>> begin
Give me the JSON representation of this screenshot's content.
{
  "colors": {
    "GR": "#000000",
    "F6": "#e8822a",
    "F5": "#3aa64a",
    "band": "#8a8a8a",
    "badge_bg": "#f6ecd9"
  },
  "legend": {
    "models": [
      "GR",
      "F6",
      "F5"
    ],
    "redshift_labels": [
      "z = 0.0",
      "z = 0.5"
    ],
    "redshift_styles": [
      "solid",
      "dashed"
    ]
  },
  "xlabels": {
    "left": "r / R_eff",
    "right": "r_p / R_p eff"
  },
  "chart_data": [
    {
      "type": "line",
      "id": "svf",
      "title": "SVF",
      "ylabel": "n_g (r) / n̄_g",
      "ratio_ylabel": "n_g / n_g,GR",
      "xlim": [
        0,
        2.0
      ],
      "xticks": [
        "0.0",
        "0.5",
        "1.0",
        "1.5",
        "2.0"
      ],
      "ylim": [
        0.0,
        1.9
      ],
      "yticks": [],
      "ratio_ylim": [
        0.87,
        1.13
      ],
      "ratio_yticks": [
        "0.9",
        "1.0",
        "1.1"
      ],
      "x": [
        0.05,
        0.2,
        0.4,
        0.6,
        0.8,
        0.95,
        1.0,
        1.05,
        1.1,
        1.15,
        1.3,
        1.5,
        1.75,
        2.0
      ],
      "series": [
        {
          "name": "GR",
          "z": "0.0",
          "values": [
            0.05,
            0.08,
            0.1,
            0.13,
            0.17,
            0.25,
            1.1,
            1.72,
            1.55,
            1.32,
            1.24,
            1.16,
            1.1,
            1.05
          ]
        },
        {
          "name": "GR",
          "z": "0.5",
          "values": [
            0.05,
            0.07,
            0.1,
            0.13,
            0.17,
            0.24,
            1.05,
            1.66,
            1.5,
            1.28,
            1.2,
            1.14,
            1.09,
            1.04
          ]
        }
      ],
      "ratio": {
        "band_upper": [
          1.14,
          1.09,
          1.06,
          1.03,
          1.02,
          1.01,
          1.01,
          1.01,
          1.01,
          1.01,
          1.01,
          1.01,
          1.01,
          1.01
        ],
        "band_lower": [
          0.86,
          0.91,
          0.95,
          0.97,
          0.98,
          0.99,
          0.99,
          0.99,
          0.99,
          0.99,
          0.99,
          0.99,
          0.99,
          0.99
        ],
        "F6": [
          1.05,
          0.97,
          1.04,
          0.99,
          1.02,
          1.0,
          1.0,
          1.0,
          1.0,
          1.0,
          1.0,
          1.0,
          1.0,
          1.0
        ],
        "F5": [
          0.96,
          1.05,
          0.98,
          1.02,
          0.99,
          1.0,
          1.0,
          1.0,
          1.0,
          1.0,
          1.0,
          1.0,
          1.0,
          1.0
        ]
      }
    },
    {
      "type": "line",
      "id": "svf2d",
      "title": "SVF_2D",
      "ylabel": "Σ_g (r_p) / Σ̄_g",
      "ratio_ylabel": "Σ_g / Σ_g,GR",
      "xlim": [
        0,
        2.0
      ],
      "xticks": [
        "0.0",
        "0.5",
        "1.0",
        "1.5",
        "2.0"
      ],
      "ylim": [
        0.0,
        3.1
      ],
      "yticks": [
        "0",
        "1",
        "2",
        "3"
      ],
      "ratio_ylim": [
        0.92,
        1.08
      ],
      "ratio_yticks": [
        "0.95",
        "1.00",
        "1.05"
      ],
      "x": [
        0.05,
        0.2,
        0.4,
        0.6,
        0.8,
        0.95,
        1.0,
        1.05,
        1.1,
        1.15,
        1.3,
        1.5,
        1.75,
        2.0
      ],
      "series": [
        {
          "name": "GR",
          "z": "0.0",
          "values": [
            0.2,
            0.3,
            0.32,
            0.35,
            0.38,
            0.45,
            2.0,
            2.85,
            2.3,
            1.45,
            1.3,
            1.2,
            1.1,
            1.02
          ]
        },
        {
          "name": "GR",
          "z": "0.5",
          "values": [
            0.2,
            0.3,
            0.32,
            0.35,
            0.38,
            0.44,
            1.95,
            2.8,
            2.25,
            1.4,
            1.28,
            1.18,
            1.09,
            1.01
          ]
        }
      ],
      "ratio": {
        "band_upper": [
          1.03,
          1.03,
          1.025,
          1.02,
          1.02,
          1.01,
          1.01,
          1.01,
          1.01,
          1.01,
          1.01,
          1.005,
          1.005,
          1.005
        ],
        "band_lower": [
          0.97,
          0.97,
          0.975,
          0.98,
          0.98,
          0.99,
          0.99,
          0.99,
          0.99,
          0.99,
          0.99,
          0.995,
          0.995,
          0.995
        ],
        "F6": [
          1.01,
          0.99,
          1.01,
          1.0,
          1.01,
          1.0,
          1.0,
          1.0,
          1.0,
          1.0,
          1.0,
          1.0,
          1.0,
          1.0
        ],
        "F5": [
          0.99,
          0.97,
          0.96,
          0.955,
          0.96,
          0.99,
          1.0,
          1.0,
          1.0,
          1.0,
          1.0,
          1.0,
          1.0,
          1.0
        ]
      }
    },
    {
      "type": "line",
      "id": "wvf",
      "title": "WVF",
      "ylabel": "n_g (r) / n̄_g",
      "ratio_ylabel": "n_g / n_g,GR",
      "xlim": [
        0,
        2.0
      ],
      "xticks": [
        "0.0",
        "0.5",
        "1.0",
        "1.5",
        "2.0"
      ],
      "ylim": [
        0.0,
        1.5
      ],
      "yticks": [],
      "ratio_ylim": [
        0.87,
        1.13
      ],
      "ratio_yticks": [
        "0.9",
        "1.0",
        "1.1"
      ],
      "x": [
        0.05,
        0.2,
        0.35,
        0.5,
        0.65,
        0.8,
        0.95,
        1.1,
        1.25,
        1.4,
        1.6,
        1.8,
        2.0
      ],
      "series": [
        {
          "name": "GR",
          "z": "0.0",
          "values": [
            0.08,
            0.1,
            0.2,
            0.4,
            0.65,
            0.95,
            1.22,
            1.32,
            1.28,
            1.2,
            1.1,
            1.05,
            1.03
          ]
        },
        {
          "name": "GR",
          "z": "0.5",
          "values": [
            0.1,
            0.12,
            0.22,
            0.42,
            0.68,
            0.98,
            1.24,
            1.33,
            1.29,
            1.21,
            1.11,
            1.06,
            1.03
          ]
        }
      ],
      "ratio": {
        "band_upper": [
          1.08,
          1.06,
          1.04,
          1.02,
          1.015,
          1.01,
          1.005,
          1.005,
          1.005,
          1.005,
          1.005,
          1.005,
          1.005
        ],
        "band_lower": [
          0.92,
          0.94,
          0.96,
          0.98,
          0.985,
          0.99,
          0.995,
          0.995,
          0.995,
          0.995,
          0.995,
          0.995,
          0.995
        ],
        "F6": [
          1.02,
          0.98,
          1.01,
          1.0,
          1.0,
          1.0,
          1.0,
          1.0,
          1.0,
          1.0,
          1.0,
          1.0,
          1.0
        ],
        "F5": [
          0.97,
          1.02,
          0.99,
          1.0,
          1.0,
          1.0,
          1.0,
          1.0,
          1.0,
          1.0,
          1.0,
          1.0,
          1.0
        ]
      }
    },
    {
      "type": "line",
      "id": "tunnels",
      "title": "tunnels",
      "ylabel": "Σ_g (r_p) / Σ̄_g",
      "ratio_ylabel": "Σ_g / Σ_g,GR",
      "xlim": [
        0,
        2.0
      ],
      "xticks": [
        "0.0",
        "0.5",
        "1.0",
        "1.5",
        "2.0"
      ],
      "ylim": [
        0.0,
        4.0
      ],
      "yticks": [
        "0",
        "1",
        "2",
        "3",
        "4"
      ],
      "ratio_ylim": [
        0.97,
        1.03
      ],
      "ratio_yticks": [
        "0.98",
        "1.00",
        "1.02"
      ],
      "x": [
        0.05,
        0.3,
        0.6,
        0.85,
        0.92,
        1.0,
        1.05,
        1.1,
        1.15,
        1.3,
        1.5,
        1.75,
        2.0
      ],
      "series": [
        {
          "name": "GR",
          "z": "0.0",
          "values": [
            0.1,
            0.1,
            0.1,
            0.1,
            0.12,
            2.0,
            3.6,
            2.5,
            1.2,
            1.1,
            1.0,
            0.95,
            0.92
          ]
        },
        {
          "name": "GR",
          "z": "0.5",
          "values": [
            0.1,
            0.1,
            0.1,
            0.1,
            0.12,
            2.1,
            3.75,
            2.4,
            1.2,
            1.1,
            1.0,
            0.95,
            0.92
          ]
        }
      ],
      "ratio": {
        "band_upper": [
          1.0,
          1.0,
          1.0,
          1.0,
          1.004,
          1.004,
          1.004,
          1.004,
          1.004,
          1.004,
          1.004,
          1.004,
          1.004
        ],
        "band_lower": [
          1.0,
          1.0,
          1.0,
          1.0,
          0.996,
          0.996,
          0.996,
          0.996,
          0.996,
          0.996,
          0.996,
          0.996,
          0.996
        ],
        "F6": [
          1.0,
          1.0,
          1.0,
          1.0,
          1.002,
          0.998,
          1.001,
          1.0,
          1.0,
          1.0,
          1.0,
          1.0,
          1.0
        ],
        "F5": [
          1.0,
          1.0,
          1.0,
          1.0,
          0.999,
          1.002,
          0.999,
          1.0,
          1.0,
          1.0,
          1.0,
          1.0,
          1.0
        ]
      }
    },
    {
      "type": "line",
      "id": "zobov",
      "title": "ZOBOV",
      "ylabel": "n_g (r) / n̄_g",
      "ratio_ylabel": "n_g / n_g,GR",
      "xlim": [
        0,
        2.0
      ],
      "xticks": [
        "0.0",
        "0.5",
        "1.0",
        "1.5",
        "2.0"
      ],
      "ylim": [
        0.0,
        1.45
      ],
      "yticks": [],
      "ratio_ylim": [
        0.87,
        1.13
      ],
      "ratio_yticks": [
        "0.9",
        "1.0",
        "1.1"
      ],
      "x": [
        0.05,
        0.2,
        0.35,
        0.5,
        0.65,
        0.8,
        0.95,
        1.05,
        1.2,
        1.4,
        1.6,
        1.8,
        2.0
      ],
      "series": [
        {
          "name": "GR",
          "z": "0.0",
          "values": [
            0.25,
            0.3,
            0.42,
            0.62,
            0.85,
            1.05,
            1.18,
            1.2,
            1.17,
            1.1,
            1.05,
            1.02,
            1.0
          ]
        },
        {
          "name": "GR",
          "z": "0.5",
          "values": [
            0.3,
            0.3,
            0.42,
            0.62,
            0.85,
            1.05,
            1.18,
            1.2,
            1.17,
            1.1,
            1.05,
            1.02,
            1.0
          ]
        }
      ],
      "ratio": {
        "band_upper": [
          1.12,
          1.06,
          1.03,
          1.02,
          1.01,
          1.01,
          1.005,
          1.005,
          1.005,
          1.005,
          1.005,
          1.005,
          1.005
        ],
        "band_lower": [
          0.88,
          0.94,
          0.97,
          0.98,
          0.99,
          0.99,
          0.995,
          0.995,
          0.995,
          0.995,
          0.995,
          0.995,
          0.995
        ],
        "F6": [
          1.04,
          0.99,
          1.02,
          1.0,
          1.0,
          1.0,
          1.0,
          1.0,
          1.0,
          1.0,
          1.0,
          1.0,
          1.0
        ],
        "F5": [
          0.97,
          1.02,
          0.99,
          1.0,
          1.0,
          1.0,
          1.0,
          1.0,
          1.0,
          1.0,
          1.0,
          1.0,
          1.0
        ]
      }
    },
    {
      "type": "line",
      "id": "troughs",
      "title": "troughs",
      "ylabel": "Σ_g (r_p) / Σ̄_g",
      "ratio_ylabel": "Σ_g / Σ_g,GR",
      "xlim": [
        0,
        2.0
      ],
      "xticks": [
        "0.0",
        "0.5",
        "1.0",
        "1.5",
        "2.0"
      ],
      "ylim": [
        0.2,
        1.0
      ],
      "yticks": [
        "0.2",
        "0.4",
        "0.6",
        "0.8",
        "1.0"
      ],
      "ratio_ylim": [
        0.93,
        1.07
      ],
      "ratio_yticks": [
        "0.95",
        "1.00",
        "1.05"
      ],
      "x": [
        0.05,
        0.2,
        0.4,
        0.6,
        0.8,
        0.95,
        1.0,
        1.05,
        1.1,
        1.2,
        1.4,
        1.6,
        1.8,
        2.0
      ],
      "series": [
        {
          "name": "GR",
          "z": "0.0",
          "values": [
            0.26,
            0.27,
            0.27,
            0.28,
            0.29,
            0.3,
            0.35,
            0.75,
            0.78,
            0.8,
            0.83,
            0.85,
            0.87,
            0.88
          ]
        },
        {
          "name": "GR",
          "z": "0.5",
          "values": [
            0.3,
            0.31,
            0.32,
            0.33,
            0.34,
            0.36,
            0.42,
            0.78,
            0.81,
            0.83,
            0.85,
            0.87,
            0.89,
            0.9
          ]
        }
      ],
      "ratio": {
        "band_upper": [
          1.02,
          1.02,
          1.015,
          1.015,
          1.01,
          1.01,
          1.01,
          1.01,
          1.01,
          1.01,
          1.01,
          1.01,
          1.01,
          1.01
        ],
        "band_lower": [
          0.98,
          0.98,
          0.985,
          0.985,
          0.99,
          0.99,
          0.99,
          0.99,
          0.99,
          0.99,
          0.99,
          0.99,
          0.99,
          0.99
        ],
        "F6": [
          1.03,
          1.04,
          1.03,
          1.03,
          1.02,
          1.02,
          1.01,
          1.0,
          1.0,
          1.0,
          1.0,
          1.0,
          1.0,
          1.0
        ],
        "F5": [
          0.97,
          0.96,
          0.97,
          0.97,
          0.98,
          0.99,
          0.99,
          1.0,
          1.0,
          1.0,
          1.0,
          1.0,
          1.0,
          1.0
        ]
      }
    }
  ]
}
>> end
-- WHAT IS ASKED --
How many lines in these entries contain the string "title"? State the number and nothing more.

-- SOLUTION BELOW --
6